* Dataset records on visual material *
────────────────

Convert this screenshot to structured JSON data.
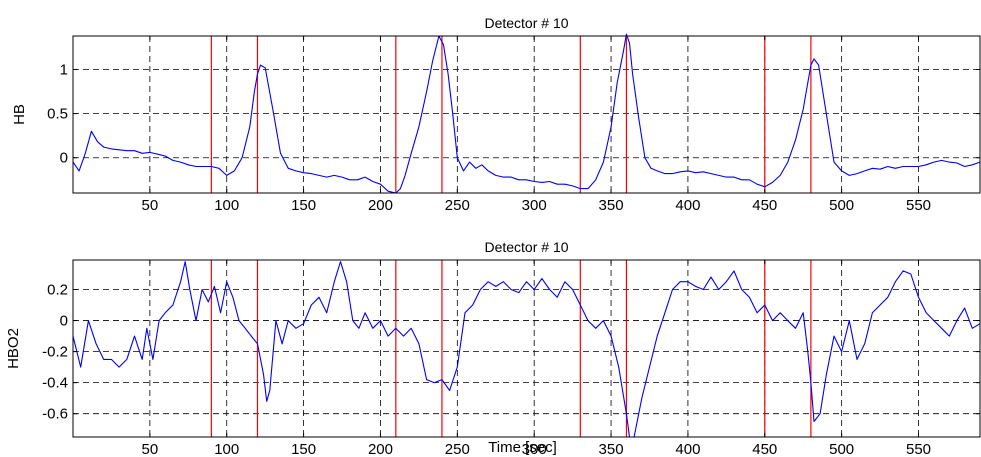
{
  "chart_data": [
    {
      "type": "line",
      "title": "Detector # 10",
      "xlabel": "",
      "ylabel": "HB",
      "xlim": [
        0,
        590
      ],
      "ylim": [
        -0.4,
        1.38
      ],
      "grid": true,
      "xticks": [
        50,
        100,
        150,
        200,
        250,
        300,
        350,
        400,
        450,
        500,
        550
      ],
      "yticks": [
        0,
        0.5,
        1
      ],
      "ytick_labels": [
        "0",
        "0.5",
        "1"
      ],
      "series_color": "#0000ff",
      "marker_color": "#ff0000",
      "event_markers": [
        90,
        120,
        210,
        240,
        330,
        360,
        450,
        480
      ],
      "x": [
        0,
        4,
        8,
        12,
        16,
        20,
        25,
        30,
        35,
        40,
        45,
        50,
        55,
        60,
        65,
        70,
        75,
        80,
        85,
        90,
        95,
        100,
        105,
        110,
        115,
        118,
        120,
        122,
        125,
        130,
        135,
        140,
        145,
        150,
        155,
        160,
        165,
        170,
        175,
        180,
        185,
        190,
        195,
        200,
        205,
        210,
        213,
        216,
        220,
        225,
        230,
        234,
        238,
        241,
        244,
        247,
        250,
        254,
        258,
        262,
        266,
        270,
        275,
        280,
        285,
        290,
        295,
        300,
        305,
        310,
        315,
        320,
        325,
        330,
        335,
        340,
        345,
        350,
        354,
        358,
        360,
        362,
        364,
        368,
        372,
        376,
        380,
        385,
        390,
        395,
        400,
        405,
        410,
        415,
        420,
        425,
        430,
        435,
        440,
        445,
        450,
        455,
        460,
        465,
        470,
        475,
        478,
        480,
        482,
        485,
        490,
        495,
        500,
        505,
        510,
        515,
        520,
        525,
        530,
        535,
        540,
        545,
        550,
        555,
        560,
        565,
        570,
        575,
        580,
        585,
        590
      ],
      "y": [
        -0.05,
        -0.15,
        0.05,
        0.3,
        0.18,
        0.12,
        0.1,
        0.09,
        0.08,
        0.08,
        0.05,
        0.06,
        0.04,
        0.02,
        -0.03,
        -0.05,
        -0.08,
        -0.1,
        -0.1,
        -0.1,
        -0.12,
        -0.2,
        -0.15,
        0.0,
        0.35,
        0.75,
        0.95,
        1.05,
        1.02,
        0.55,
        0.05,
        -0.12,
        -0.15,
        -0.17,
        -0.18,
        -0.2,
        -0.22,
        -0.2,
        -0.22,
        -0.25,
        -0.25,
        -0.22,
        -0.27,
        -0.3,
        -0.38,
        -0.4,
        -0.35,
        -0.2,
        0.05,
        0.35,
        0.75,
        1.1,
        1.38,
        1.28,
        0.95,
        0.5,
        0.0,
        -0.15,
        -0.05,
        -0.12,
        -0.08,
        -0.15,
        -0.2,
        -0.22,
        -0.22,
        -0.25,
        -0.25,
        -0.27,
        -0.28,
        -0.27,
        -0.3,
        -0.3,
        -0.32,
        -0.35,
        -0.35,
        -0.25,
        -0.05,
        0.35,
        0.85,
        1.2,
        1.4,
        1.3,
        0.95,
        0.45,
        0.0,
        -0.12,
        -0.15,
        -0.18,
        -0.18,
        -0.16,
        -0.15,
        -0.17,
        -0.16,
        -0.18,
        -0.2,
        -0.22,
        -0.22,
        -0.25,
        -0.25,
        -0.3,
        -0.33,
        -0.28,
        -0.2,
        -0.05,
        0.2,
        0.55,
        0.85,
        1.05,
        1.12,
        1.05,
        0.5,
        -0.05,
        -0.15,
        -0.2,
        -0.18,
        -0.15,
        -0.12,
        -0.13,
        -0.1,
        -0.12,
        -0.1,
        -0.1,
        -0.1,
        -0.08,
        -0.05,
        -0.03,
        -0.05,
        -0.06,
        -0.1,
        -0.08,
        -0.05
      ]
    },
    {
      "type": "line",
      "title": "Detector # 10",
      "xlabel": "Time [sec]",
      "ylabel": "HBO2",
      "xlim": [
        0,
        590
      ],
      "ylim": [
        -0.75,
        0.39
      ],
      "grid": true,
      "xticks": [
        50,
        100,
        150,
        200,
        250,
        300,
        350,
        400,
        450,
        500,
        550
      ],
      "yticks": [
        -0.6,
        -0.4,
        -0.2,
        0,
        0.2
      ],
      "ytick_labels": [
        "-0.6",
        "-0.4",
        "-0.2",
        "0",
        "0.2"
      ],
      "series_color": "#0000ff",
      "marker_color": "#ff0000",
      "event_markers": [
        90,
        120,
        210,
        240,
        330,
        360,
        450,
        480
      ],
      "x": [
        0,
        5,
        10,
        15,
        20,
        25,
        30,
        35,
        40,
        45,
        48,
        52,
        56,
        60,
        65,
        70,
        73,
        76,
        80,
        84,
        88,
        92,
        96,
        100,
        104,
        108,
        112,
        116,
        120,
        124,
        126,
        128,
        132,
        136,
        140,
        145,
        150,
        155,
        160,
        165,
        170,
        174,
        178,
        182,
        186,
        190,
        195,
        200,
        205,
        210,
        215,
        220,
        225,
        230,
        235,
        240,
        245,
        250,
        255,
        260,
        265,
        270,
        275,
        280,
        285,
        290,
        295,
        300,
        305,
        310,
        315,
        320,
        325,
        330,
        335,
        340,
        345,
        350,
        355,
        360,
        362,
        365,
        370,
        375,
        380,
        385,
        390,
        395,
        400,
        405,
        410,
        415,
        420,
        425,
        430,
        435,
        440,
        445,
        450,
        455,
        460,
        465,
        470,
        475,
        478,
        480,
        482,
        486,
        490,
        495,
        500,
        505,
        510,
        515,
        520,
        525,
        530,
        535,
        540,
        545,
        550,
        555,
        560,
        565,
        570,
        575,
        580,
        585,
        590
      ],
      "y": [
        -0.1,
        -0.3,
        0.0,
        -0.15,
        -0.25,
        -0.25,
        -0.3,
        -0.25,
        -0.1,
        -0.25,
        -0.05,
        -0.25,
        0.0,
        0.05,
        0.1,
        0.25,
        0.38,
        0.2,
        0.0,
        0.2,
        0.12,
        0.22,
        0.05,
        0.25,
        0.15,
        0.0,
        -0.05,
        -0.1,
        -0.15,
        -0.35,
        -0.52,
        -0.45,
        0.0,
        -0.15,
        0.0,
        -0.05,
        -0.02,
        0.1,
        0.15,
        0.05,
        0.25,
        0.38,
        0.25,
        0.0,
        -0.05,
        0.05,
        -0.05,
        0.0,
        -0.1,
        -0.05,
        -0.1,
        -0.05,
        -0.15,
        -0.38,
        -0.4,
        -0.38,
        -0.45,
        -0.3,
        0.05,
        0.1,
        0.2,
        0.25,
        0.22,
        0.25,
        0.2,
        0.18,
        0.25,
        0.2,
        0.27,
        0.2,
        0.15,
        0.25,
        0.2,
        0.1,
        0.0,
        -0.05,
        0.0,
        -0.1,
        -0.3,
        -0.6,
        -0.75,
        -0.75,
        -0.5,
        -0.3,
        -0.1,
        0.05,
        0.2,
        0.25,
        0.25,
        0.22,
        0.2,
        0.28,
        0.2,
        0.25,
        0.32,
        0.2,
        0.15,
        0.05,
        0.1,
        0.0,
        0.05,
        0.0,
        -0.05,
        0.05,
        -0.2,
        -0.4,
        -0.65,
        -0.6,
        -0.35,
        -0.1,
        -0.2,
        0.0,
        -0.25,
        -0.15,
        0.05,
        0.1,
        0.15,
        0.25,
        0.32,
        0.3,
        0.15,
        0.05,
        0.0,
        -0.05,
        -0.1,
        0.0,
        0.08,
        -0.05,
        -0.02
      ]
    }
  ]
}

────────────────

* What is required *
Exclude every picture and copy the remaining data exactly.

* Full output *
Convert this screenshot to structured JSON data.
{
  "chart_data": [
    {
      "type": "line",
      "title": "Detector # 10",
      "xlabel": "",
      "ylabel": "HB",
      "xlim": [
        0,
        590
      ],
      "ylim": [
        -0.4,
        1.38
      ],
      "grid": true,
      "xticks": [
        50,
        100,
        150,
        200,
        250,
        300,
        350,
        400,
        450,
        500,
        550
      ],
      "yticks": [
        0,
        0.5,
        1
      ],
      "ytick_labels": [
        "0",
        "0.5",
        "1"
      ],
      "series_color": "#0000ff",
      "marker_color": "#ff0000",
      "event_markers": [
        90,
        120,
        210,
        240,
        330,
        360,
        450,
        480
      ],
      "x": [
        0,
        4,
        8,
        12,
        16,
        20,
        25,
        30,
        35,
        40,
        45,
        50,
        55,
        60,
        65,
        70,
        75,
        80,
        85,
        90,
        95,
        100,
        105,
        110,
        115,
        118,
        120,
        122,
        125,
        130,
        135,
        140,
        145,
        150,
        155,
        160,
        165,
        170,
        175,
        180,
        185,
        190,
        195,
        200,
        205,
        210,
        213,
        216,
        220,
        225,
        230,
        234,
        238,
        241,
        244,
        247,
        250,
        254,
        258,
        262,
        266,
        270,
        275,
        280,
        285,
        290,
        295,
        300,
        305,
        310,
        315,
        320,
        325,
        330,
        335,
        340,
        345,
        350,
        354,
        358,
        360,
        362,
        364,
        368,
        372,
        376,
        380,
        385,
        390,
        395,
        400,
        405,
        410,
        415,
        420,
        425,
        430,
        435,
        440,
        445,
        450,
        455,
        460,
        465,
        470,
        475,
        478,
        480,
        482,
        485,
        490,
        495,
        500,
        505,
        510,
        515,
        520,
        525,
        530,
        535,
        540,
        545,
        550,
        555,
        560,
        565,
        570,
        575,
        580,
        585,
        590
      ],
      "y": [
        -0.05,
        -0.15,
        0.05,
        0.3,
        0.18,
        0.12,
        0.1,
        0.09,
        0.08,
        0.08,
        0.05,
        0.06,
        0.04,
        0.02,
        -0.03,
        -0.05,
        -0.08,
        -0.1,
        -0.1,
        -0.1,
        -0.12,
        -0.2,
        -0.15,
        0.0,
        0.35,
        0.75,
        0.95,
        1.05,
        1.02,
        0.55,
        0.05,
        -0.12,
        -0.15,
        -0.17,
        -0.18,
        -0.2,
        -0.22,
        -0.2,
        -0.22,
        -0.25,
        -0.25,
        -0.22,
        -0.27,
        -0.3,
        -0.38,
        -0.4,
        -0.35,
        -0.2,
        0.05,
        0.35,
        0.75,
        1.1,
        1.38,
        1.28,
        0.95,
        0.5,
        0.0,
        -0.15,
        -0.05,
        -0.12,
        -0.08,
        -0.15,
        -0.2,
        -0.22,
        -0.22,
        -0.25,
        -0.25,
        -0.27,
        -0.28,
        -0.27,
        -0.3,
        -0.3,
        -0.32,
        -0.35,
        -0.35,
        -0.25,
        -0.05,
        0.35,
        0.85,
        1.2,
        1.4,
        1.3,
        0.95,
        0.45,
        0.0,
        -0.12,
        -0.15,
        -0.18,
        -0.18,
        -0.16,
        -0.15,
        -0.17,
        -0.16,
        -0.18,
        -0.2,
        -0.22,
        -0.22,
        -0.25,
        -0.25,
        -0.3,
        -0.33,
        -0.28,
        -0.2,
        -0.05,
        0.2,
        0.55,
        0.85,
        1.05,
        1.12,
        1.05,
        0.5,
        -0.05,
        -0.15,
        -0.2,
        -0.18,
        -0.15,
        -0.12,
        -0.13,
        -0.1,
        -0.12,
        -0.1,
        -0.1,
        -0.1,
        -0.08,
        -0.05,
        -0.03,
        -0.05,
        -0.06,
        -0.1,
        -0.08,
        -0.05
      ]
    },
    {
      "type": "line",
      "title": "Detector # 10",
      "xlabel": "Time [sec]",
      "ylabel": "HBO2",
      "xlim": [
        0,
        590
      ],
      "ylim": [
        -0.75,
        0.39
      ],
      "grid": true,
      "xticks": [
        50,
        100,
        150,
        200,
        250,
        300,
        350,
        400,
        450,
        500,
        550
      ],
      "yticks": [
        -0.6,
        -0.4,
        -0.2,
        0,
        0.2
      ],
      "ytick_labels": [
        "-0.6",
        "-0.4",
        "-0.2",
        "0",
        "0.2"
      ],
      "series_color": "#0000ff",
      "marker_color": "#ff0000",
      "event_markers": [
        90,
        120,
        210,
        240,
        330,
        360,
        450,
        480
      ],
      "x": [
        0,
        5,
        10,
        15,
        20,
        25,
        30,
        35,
        40,
        45,
        48,
        52,
        56,
        60,
        65,
        70,
        73,
        76,
        80,
        84,
        88,
        92,
        96,
        100,
        104,
        108,
        112,
        116,
        120,
        124,
        126,
        128,
        132,
        136,
        140,
        145,
        150,
        155,
        160,
        165,
        170,
        174,
        178,
        182,
        186,
        190,
        195,
        200,
        205,
        210,
        215,
        220,
        225,
        230,
        235,
        240,
        245,
        250,
        255,
        260,
        265,
        270,
        275,
        280,
        285,
        290,
        295,
        300,
        305,
        310,
        315,
        320,
        325,
        330,
        335,
        340,
        345,
        350,
        355,
        360,
        362,
        365,
        370,
        375,
        380,
        385,
        390,
        395,
        400,
        405,
        410,
        415,
        420,
        425,
        430,
        435,
        440,
        445,
        450,
        455,
        460,
        465,
        470,
        475,
        478,
        480,
        482,
        486,
        490,
        495,
        500,
        505,
        510,
        515,
        520,
        525,
        530,
        535,
        540,
        545,
        550,
        555,
        560,
        565,
        570,
        575,
        580,
        585,
        590
      ],
      "y": [
        -0.1,
        -0.3,
        0.0,
        -0.15,
        -0.25,
        -0.25,
        -0.3,
        -0.25,
        -0.1,
        -0.25,
        -0.05,
        -0.25,
        0.0,
        0.05,
        0.1,
        0.25,
        0.38,
        0.2,
        0.0,
        0.2,
        0.12,
        0.22,
        0.05,
        0.25,
        0.15,
        0.0,
        -0.05,
        -0.1,
        -0.15,
        -0.35,
        -0.52,
        -0.45,
        0.0,
        -0.15,
        0.0,
        -0.05,
        -0.02,
        0.1,
        0.15,
        0.05,
        0.25,
        0.38,
        0.25,
        0.0,
        -0.05,
        0.05,
        -0.05,
        0.0,
        -0.1,
        -0.05,
        -0.1,
        -0.05,
        -0.15,
        -0.38,
        -0.4,
        -0.38,
        -0.45,
        -0.3,
        0.05,
        0.1,
        0.2,
        0.25,
        0.22,
        0.25,
        0.2,
        0.18,
        0.25,
        0.2,
        0.27,
        0.2,
        0.15,
        0.25,
        0.2,
        0.1,
        0.0,
        -0.05,
        0.0,
        -0.1,
        -0.3,
        -0.6,
        -0.75,
        -0.75,
        -0.5,
        -0.3,
        -0.1,
        0.05,
        0.2,
        0.25,
        0.25,
        0.22,
        0.2,
        0.28,
        0.2,
        0.25,
        0.32,
        0.2,
        0.15,
        0.05,
        0.1,
        0.0,
        0.05,
        0.0,
        -0.05,
        0.05,
        -0.2,
        -0.4,
        -0.65,
        -0.6,
        -0.35,
        -0.1,
        -0.2,
        0.0,
        -0.25,
        -0.15,
        0.05,
        0.1,
        0.15,
        0.25,
        0.32,
        0.3,
        0.15,
        0.05,
        0.0,
        -0.05,
        -0.1,
        0.0,
        0.08,
        -0.05,
        -0.02
      ]
    }
  ]
}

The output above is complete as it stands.